DATA SECTION ->
■ ■ ■ ■

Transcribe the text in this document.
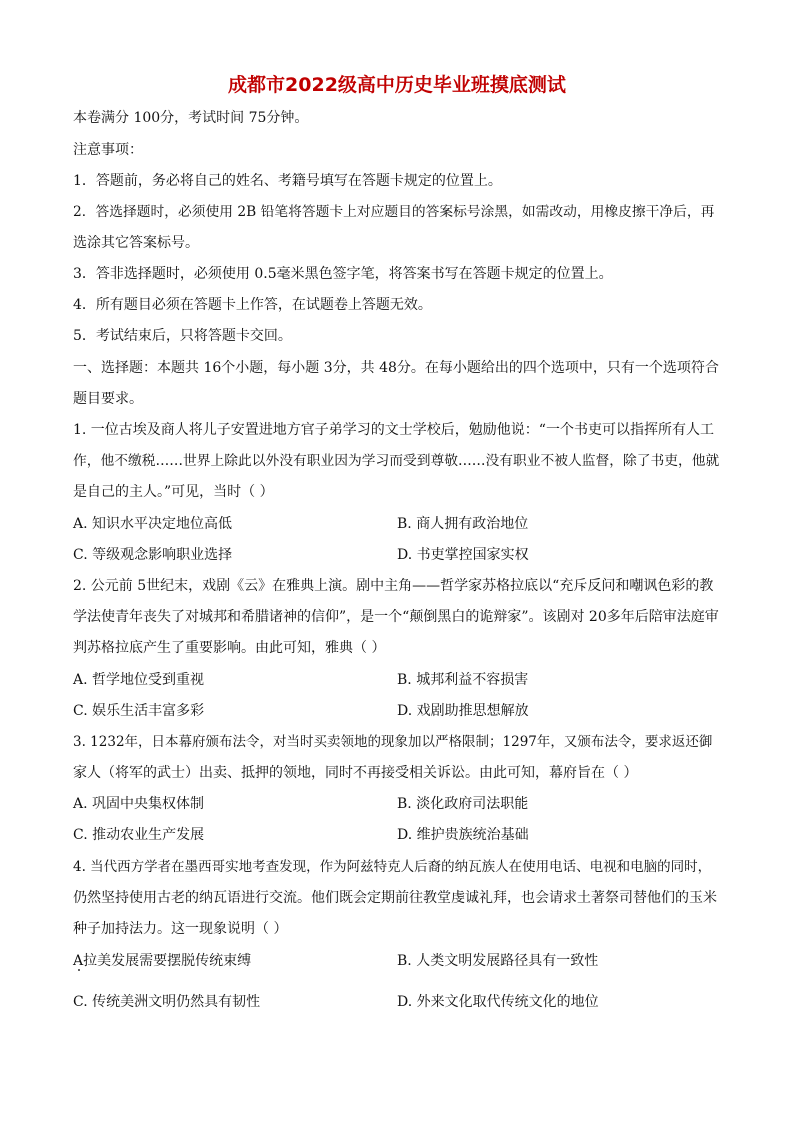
成都市2022级高中历史毕业班摸底测试
本卷满分 100分，考试时间 75分钟。
注意事项：
1．答题前，务必将自己的姓名、考籍号填写在答题卡规定的位置上。
2．答选择题时，必须使用 2B 铅笔将答题卡上对应题目的答案标号涂黑，如需改动，用橡皮擦干净后，再
选涂其它答案标号。
3．答非选择题时，必须使用 0.5毫米黑色签字笔，将答案书写在答题卡规定的位置上。
4．所有题目必须在答题卡上作答，在试题卷上答题无效。
5．考试结束后，只将答题卡交回。
一、选择题：本题共 16个小题，每小题 3分，共 48分。在每小题给出的四个选项中，只有一个选项符合
题目要求。
1. 一位古埃及商人将儿子安置进地方官子弟学习的文士学校后，勉励他说：“一个书吏可以指挥所有人工
作，他不缴税……世界上除此以外没有职业因为学习而受到尊敬……没有职业不被人监督，除了书吏，他就
是自己的主人。”可见，当时（ ）
A. 知识水平决定地位高低	B. 商人拥有政治地位
C. 等级观念影响职业选择	D. 书吏掌控国家实权
2. 公元前 5世纪末，戏剧《云》在雅典上演。剧中主角——哲学家苏格拉底以“充斥反问和嘲讽色彩的教
学法使青年丧失了对城邦和希腊诸神的信仰”，是一个“颠倒黑白的诡辩家”。该剧对 20多年后陪审法庭审
判苏格拉底产生了重要影响。由此可知，雅典（ ）
A. 哲学地位受到重视	B. 城邦利益不容损害
C. 娱乐生活丰富多彩	D. 戏剧助推思想解放
3. 1232年，日本幕府颁布法令，对当时买卖领地的现象加以严格限制；1297年，又颁布法令，要求返还御
家人（将军的武士）出卖、抵押的领地，同时不再接受相关诉讼。由此可知，幕府旨在（ ）
A. 巩固中央集权体制	B. 淡化政府司法职能
C. 推动农业生产发展	D. 维护贵族统治基础
4. 当代西方学者在墨西哥实地考查发现，作为阿兹特克人后裔的纳瓦族人在使用电话、电视和电脑的同时，
仍然坚持使用古老的纳瓦语进行交流。他们既会定期前往教堂虔诚礼拜，也会请求土著祭司替他们的玉米
种子加持法力。这一现象说明（ ）
A拉美发展需要摆脱传统束缚	B. 人类文明发展路径具有一致性
C. 传统美洲文明仍然具有韧性	D. 外来文化取代传统文化的地位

■ ■ ■ ■

THE PROBLEM -> Copy out every line of the material above exactly, skipping the pictures.

FINISHED TASK ->
Transcribe the text in this document.
成都市2022级高中历史毕业班摸底测试
本卷满分 100分，考试时间 75分钟。
注意事项：
1．答题前，务必将自己的姓名、考籍号填写在答题卡规定的位置上。
2．答选择题时，必须使用 2B 铅笔将答题卡上对应题目的答案标号涂黑，如需改动，用橡皮擦干净后，再
选涂其它答案标号。
3．答非选择题时，必须使用 0.5毫米黑色签字笔，将答案书写在答题卡规定的位置上。
4．所有题目必须在答题卡上作答，在试题卷上答题无效。
5．考试结束后，只将答题卡交回。
一、选择题：本题共 16个小题，每小题 3分，共 48分。在每小题给出的四个选项中，只有一个选项符合
题目要求。
1. 一位古埃及商人将儿子安置进地方官子弟学习的文士学校后，勉励他说：“一个书吏可以指挥所有人工
作，他不缴税……世界上除此以外没有职业因为学习而受到尊敬……没有职业不被人监督，除了书吏，他就
是自己的主人。”可见，当时（ ）
A. 知识水平决定地位高低	B. 商人拥有政治地位
C. 等级观念影响职业选择	D. 书吏掌控国家实权
2. 公元前 5世纪末，戏剧《云》在雅典上演。剧中主角——哲学家苏格拉底以“充斥反问和嘲讽色彩的教
学法使青年丧失了对城邦和希腊诸神的信仰”，是一个“颠倒黑白的诡辩家”。该剧对 20多年后陪审法庭审
判苏格拉底产生了重要影响。由此可知，雅典（ ）
A. 哲学地位受到重视	B. 城邦利益不容损害
C. 娱乐生活丰富多彩	D. 戏剧助推思想解放
3. 1232年，日本幕府颁布法令，对当时买卖领地的现象加以严格限制；1297年，又颁布法令，要求返还御
家人（将军的武士）出卖、抵押的领地，同时不再接受相关诉讼。由此可知，幕府旨在（ ）
A. 巩固中央集权体制	B. 淡化政府司法职能
C. 推动农业生产发展	D. 维护贵族统治基础
4. 当代西方学者在墨西哥实地考查发现，作为阿兹特克人后裔的纳瓦族人在使用电话、电视和电脑的同时，
仍然坚持使用古老的纳瓦语进行交流。他们既会定期前往教堂虔诚礼拜，也会请求土著祭司替他们的玉米
种子加持法力。这一现象说明（ ）
A拉美发展需要摆脱传统束缚	B. 人类文明发展路径具有一致性
C. 传统美洲文明仍然具有韧性	D. 外来文化取代传统文化的地位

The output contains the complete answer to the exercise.